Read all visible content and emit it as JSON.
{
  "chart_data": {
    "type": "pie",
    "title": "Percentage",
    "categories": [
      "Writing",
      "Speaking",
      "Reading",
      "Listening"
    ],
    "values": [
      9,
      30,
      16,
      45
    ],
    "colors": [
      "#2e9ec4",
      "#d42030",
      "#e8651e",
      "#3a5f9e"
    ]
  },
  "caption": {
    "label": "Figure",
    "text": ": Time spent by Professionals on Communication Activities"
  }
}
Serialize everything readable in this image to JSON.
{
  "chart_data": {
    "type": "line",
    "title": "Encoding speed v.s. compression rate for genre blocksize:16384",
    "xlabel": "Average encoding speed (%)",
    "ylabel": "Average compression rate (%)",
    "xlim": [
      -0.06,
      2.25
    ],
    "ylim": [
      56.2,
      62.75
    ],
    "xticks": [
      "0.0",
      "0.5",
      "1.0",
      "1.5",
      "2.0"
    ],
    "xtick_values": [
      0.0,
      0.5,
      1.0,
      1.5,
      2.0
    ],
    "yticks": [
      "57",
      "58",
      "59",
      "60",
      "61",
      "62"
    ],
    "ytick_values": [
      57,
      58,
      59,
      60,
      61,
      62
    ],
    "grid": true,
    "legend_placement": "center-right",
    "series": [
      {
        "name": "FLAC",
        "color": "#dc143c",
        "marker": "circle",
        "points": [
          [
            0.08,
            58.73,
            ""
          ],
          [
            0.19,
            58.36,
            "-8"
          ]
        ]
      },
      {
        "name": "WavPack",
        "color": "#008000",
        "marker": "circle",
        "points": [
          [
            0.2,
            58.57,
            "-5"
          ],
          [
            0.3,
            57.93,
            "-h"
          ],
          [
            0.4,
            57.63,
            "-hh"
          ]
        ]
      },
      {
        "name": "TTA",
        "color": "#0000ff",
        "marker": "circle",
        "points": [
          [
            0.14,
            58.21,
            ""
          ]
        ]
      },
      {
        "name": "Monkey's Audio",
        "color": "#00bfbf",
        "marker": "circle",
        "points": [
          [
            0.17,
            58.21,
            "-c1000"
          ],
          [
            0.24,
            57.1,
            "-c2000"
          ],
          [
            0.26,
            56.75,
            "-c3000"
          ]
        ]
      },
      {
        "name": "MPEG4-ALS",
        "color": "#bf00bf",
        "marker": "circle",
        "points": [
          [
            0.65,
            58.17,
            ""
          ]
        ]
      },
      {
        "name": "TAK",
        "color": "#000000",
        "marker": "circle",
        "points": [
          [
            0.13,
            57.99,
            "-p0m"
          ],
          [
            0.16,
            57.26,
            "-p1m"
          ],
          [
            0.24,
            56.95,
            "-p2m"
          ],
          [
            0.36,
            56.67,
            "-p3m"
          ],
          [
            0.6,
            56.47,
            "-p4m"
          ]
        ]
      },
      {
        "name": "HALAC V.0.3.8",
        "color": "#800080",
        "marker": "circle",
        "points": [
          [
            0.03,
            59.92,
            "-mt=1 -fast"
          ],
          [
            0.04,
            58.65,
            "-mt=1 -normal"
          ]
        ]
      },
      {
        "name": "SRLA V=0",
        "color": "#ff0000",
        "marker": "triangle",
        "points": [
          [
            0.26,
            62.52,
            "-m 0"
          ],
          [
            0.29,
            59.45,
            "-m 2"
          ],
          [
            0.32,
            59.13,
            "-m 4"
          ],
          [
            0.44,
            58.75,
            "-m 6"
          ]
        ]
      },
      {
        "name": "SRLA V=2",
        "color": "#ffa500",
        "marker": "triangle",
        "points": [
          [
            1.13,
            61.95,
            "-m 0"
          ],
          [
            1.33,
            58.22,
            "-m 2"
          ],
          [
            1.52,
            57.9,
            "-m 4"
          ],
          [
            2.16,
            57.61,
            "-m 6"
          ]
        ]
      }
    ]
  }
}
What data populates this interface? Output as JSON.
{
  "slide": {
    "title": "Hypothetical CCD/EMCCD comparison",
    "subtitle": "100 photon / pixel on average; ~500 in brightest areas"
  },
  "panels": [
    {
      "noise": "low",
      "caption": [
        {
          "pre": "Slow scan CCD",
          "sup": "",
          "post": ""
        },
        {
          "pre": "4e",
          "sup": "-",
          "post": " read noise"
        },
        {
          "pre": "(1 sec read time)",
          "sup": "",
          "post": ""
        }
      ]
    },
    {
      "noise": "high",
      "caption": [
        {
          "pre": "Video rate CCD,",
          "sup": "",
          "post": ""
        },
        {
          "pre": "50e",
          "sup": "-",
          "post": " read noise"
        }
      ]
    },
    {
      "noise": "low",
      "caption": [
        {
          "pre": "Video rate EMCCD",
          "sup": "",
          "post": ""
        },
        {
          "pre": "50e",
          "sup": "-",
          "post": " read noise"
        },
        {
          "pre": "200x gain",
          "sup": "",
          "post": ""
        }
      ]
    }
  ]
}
####
PROBLEM TO WORK ON:
Print the listing above in full, exactly as it is.

WRITTEN RESPONSE:
Read all visible content and emit it as JSON.
{
  "chart_data": {
    "type": "pie",
    "title": "Percentage",
    "categories": [
      "Writing",
      "Speaking",
      "Reading",
      "Listening"
    ],
    "values": [
      9,
      30,
      16,
      45
    ],
    "colors": [
      "#2e9ec4",
      "#d42030",
      "#e8651e",
      "#3a5f9e"
    ]
  },
  "caption": {
    "label": "Figure",
    "text": ": Time spent by Professionals on Communication Activities"
  }
}
Serialize everything readable in this image to JSON.
{
  "chart_data": {
    "type": "line",
    "title": "Encoding speed v.s. compression rate for genre blocksize:16384",
    "xlabel": "Average encoding speed (%)",
    "ylabel": "Average compression rate (%)",
    "xlim": [
      -0.06,
      2.25
    ],
    "ylim": [
      56.2,
      62.75
    ],
    "xticks": [
      "0.0",
      "0.5",
      "1.0",
      "1.5",
      "2.0"
    ],
    "xtick_values": [
      0.0,
      0.5,
      1.0,
      1.5,
      2.0
    ],
    "yticks": [
      "57",
      "58",
      "59",
      "60",
      "61",
      "62"
    ],
    "ytick_values": [
      57,
      58,
      59,
      60,
      61,
      62
    ],
    "grid": true,
    "legend_placement": "center-right",
    "series": [
      {
        "name": "FLAC",
        "color": "#dc143c",
        "marker": "circle",
        "points": [
          [
            0.08,
            58.73,
            ""
          ],
          [
            0.19,
            58.36,
            "-8"
          ]
        ]
      },
      {
        "name": "WavPack",
        "color": "#008000",
        "marker": "circle",
        "points": [
          [
            0.2,
            58.57,
            "-5"
          ],
          [
            0.3,
            57.93,
            "-h"
          ],
          [
            0.4,
            57.63,
            "-hh"
          ]
        ]
      },
      {
        "name": "TTA",
        "color": "#0000ff",
        "marker": "circle",
        "points": [
          [
            0.14,
            58.21,
            ""
          ]
        ]
      },
      {
        "name": "Monkey's Audio",
        "color": "#00bfbf",
        "marker": "circle",
        "points": [
          [
            0.17,
            58.21,
            "-c1000"
          ],
          [
            0.24,
            57.1,
            "-c2000"
          ],
          [
            0.26,
            56.75,
            "-c3000"
          ]
        ]
      },
      {
        "name": "MPEG4-ALS",
        "color": "#bf00bf",
        "marker": "circle",
        "points": [
          [
            0.65,
            58.17,
            ""
          ]
        ]
      },
      {
        "name": "TAK",
        "color": "#000000",
        "marker": "circle",
        "points": [
          [
            0.13,
            57.99,
            "-p0m"
          ],
          [
            0.16,
            57.26,
            "-p1m"
          ],
          [
            0.24,
            56.95,
            "-p2m"
          ],
          [
            0.36,
            56.67,
            "-p3m"
          ],
          [
            0.6,
            56.47,
            "-p4m"
          ]
        ]
      },
      {
        "name": "HALAC V.0.3.8",
        "color": "#800080",
        "marker": "circle",
        "points": [
          [
            0.03,
            59.92,
            "-mt=1 -fast"
          ],
          [
            0.04,
            58.65,
            "-mt=1 -normal"
          ]
        ]
      },
      {
        "name": "SRLA V=0",
        "color": "#ff0000",
        "marker": "triangle",
        "points": [
          [
            0.26,
            62.52,
            "-m 0"
          ],
          [
            0.29,
            59.45,
            "-m 2"
          ],
          [
            0.32,
            59.13,
            "-m 4"
          ],
          [
            0.44,
            58.75,
            "-m 6"
          ]
        ]
      },
      {
        "name": "SRLA V=2",
        "color": "#ffa500",
        "marker": "triangle",
        "points": [
          [
            1.13,
            61.95,
            "-m 0"
          ],
          [
            1.33,
            58.22,
            "-m 2"
          ],
          [
            1.52,
            57.9,
            "-m 4"
          ],
          [
            2.16,
            57.61,
            "-m 6"
          ]
        ]
      }
    ]
  }
}
What data populates this interface? Output as JSON.
{
  "slide": {
    "title": "Hypothetical CCD/EMCCD comparison",
    "subtitle": "100 photon / pixel on average; ~500 in brightest areas"
  },
  "panels": [
    {
      "noise": "low",
      "caption": [
        {
          "pre": "Slow scan CCD",
          "sup": "",
          "post": ""
        },
        {
          "pre": "4e",
          "sup": "-",
          "post": " read noise"
        },
        {
          "pre": "(1 sec read time)",
          "sup": "",
          "post": ""
        }
      ]
    },
    {
      "noise": "high",
      "caption": [
        {
          "pre": "Video rate CCD,",
          "sup": "",
          "post": ""
        },
        {
          "pre": "50e",
          "sup": "-",
          "post": " read noise"
        }
      ]
    },
    {
      "noise": "low",
      "caption": [
        {
          "pre": "Video rate EMCCD",
          "sup": "",
          "post": ""
        },
        {
          "pre": "50e",
          "sup": "-",
          "post": " read noise"
        },
        {
          "pre": "200x gain",
          "sup": "",
          "post": ""
        }
      ]
    }
  ]
}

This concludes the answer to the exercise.